Saved entries:

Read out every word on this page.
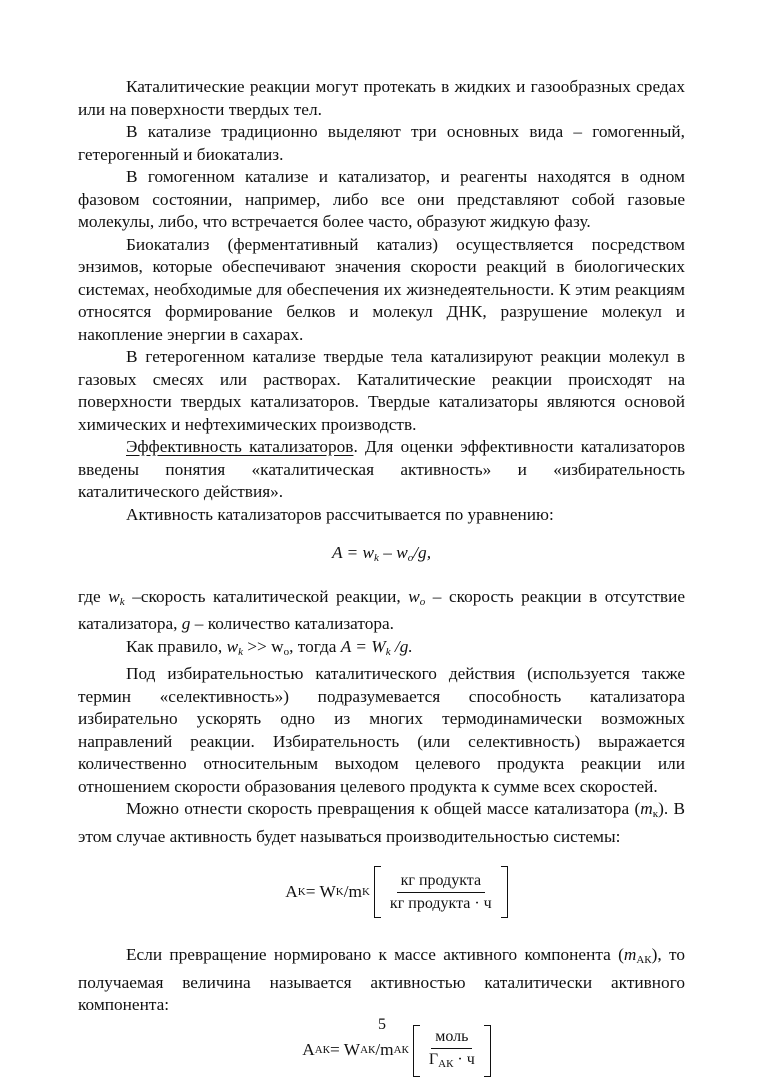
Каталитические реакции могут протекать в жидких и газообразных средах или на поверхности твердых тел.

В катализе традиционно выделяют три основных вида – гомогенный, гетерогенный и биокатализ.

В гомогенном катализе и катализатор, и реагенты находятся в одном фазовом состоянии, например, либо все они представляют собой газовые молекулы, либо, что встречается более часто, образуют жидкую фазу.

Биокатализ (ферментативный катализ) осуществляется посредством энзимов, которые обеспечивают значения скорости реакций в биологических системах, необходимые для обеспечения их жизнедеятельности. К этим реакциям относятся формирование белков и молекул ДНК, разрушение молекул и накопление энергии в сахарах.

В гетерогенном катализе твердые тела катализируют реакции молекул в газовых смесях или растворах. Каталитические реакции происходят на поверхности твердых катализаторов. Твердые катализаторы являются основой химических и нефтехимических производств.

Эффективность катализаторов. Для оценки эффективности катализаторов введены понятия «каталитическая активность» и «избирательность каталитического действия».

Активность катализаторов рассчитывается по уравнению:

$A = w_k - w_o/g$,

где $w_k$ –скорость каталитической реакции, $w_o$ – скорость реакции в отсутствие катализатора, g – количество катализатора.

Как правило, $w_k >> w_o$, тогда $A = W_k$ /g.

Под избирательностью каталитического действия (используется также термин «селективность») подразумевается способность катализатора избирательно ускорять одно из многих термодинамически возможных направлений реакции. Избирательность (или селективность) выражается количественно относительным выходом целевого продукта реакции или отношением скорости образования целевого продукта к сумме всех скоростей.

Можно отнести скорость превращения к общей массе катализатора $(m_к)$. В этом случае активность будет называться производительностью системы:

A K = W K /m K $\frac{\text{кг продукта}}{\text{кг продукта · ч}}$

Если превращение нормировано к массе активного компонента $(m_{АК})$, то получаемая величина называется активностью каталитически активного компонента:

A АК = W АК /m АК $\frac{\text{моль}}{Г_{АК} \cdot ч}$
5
...
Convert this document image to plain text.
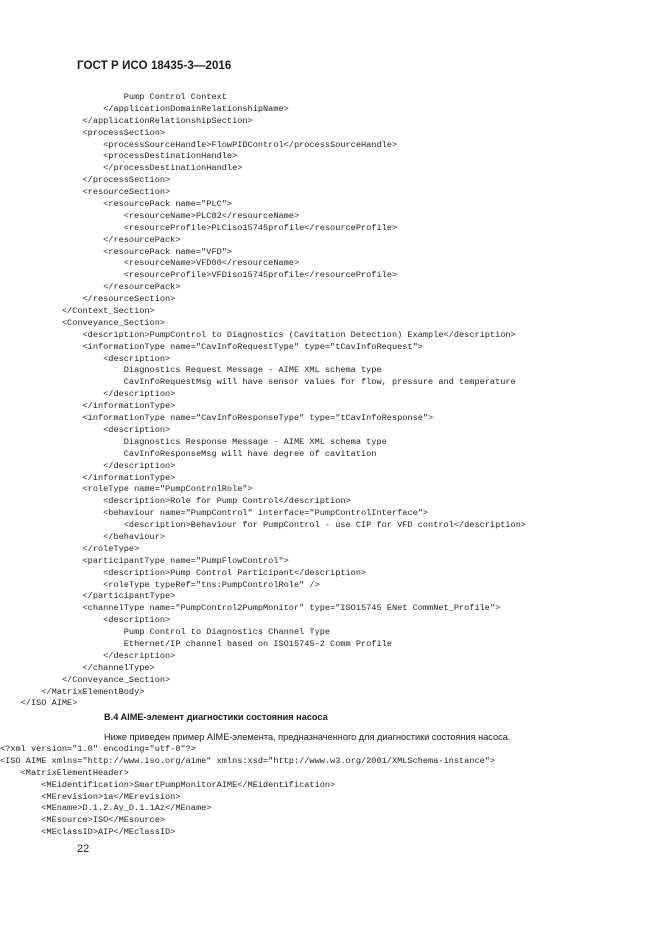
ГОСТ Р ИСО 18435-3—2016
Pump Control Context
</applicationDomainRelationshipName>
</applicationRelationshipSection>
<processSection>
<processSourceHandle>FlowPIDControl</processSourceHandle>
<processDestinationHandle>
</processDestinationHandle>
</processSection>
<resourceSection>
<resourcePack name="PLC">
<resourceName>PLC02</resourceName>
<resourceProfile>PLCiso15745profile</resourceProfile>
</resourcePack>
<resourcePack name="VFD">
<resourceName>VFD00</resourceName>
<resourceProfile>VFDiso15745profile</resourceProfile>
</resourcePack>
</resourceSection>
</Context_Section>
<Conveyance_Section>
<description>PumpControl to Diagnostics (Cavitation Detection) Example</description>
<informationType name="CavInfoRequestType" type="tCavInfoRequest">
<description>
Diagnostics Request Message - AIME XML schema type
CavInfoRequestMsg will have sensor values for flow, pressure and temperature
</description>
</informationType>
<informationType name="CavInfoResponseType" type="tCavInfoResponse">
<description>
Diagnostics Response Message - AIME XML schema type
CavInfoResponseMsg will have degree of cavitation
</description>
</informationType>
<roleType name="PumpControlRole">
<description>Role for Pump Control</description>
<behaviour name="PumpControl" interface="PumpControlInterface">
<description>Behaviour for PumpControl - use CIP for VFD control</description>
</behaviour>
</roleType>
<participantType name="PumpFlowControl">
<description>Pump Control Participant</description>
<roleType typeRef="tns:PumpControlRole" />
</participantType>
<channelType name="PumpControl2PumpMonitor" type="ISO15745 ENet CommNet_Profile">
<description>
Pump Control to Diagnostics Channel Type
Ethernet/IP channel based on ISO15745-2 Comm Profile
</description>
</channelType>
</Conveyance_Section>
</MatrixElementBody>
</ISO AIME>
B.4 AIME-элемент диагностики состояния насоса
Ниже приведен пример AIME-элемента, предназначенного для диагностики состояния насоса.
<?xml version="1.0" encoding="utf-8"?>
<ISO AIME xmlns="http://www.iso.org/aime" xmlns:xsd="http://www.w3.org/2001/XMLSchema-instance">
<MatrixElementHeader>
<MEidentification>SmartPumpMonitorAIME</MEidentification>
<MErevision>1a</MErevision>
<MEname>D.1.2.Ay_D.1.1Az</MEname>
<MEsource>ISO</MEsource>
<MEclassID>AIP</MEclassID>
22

What you need to do:
Each line above that includes "roleType" should be shown.

Worked solution:
<roleType name="PumpControlRole">
</roleType>
<roleType typeRef="tns:PumpControlRole" />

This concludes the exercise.